- Task to carry out
Type out the records that follow, exactly as given.

Entries from a dataset
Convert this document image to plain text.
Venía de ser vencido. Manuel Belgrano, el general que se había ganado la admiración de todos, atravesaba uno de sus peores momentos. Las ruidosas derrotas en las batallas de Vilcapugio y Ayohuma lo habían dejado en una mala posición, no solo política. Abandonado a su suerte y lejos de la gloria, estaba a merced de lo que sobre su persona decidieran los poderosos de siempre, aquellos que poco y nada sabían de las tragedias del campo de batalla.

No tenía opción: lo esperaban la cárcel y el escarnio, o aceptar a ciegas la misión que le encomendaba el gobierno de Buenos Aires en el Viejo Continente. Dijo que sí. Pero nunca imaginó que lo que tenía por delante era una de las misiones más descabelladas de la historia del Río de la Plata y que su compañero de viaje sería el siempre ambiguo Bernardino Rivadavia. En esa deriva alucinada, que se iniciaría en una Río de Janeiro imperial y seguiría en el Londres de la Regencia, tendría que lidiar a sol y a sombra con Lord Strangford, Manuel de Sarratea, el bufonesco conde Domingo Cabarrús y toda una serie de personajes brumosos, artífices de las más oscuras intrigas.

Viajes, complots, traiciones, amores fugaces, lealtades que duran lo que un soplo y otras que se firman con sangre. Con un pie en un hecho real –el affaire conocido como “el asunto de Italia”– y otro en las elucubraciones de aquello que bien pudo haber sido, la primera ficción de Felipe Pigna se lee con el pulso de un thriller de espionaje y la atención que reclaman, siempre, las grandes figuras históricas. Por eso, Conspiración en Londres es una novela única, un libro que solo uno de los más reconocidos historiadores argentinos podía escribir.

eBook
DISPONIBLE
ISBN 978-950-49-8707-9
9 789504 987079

- Written answer
Convert this document image to plain text.
Venía de ser vencido. Manuel Belgrano, el general que se había ganado la admiración de todos, atravesaba uno de sus peores momentos. Las ruidosas derrotas en las batallas de Vilcapugio y Ayohuma lo habían dejado en una mala posición, no solo política. Abandonado a su suerte y lejos de la gloria, estaba a merced de lo que sobre su persona decidieran los poderosos de siempre, aquellos que poco y nada sabían de las tragedias del campo de batalla.

No tenía opción: lo esperaban la cárcel y el escarnio, o aceptar a ciegas la misión que le encomendaba el gobierno de Buenos Aires en el Viejo Continente. Dijo que sí. Pero nunca imaginó que lo que tenía por delante era una de las misiones más descabelladas de la historia del Río de la Plata y que su compañero de viaje sería el siempre ambiguo Bernardino Rivadavia. En esa deriva alucinada, que se iniciaría en una Río de Janeiro imperial y seguiría en el Londres de la Regencia, tendría que lidiar a sol y a sombra con Lord Strangford, Manuel de Sarratea, el bufonesco conde Domingo Cabarrús y toda una serie de personajes brumosos, artífices de las más oscuras intrigas.

Viajes, complots, traiciones, amores fugaces, lealtades que duran lo que un soplo y otras que se firman con sangre. Con un pie en un hecho real –el affaire conocido como “el asunto de Italia”– y otro en las elucubraciones de aquello que bien pudo haber sido, la primera ficción de Felipe Pigna se lee con el pulso de un thriller de espionaje y la atención que reclaman, siempre, las grandes figuras históricas. Por eso, Conspiración en Londres es una novela única, un libro que solo uno de los más reconocidos historiadores argentinos podía escribir.

eBook
DISPONIBLE
ISBN 978-950-49-8707-9
9 789504 987079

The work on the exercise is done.